WRITTEN EXERCISE: Make an exact copy of all the data.

start

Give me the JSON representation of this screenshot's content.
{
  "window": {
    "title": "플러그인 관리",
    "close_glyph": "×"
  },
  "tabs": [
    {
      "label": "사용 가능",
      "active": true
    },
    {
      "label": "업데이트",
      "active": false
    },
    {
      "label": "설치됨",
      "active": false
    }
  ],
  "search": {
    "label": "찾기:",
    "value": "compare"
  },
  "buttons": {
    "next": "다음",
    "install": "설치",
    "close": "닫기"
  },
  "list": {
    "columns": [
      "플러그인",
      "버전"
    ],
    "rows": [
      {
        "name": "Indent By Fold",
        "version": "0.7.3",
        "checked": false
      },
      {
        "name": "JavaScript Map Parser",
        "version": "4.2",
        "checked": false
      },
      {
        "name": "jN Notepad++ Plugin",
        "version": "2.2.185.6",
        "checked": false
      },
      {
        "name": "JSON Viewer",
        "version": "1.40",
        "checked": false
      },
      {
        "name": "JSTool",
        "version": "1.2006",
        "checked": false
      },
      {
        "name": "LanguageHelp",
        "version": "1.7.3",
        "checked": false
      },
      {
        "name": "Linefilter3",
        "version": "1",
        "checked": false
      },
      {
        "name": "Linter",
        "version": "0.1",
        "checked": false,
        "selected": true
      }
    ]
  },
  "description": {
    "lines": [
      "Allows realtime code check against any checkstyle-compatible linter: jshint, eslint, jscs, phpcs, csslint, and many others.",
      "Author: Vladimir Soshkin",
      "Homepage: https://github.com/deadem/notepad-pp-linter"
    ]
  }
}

end

TASK ANSWER:
Give me the JSON representation of this screenshot's content.
{
  "window": {
    "title": "플러그인 관리",
    "close_glyph": "×"
  },
  "tabs": [
    {
      "label": "사용 가능",
      "active": true
    },
    {
      "label": "업데이트",
      "active": false
    },
    {
      "label": "설치됨",
      "active": false
    }
  ],
  "search": {
    "label": "찾기:",
    "value": "compare"
  },
  "buttons": {
    "next": "다음",
    "install": "설치",
    "close": "닫기"
  },
  "list": {
    "columns": [
      "플러그인",
      "버전"
    ],
    "rows": [
      {
        "name": "Indent By Fold",
        "version": "0.7.3",
        "checked": false
      },
      {
        "name": "JavaScript Map Parser",
        "version": "4.2",
        "checked": false
      },
      {
        "name": "jN Notepad++ Plugin",
        "version": "2.2.185.6",
        "checked": false
      },
      {
        "name": "JSON Viewer",
        "version": "1.40",
        "checked": false
      },
      {
        "name": "JSTool",
        "version": "1.2006",
        "checked": false
      },
      {
        "name": "LanguageHelp",
        "version": "1.7.3",
        "checked": false
      },
      {
        "name": "Linefilter3",
        "version": "1",
        "checked": false
      },
      {
        "name": "Linter",
        "version": "0.1",
        "checked": false,
        "selected": true
      }
    ]
  },
  "description": {
    "lines": [
      "Allows realtime code check against any checkstyle-compatible linter: jshint, eslint, jscs, phpcs, csslint, and many others.",
      "Author: Vladimir Soshkin",
      "Homepage: https://github.com/deadem/notepad-pp-linter"
    ]
  }
}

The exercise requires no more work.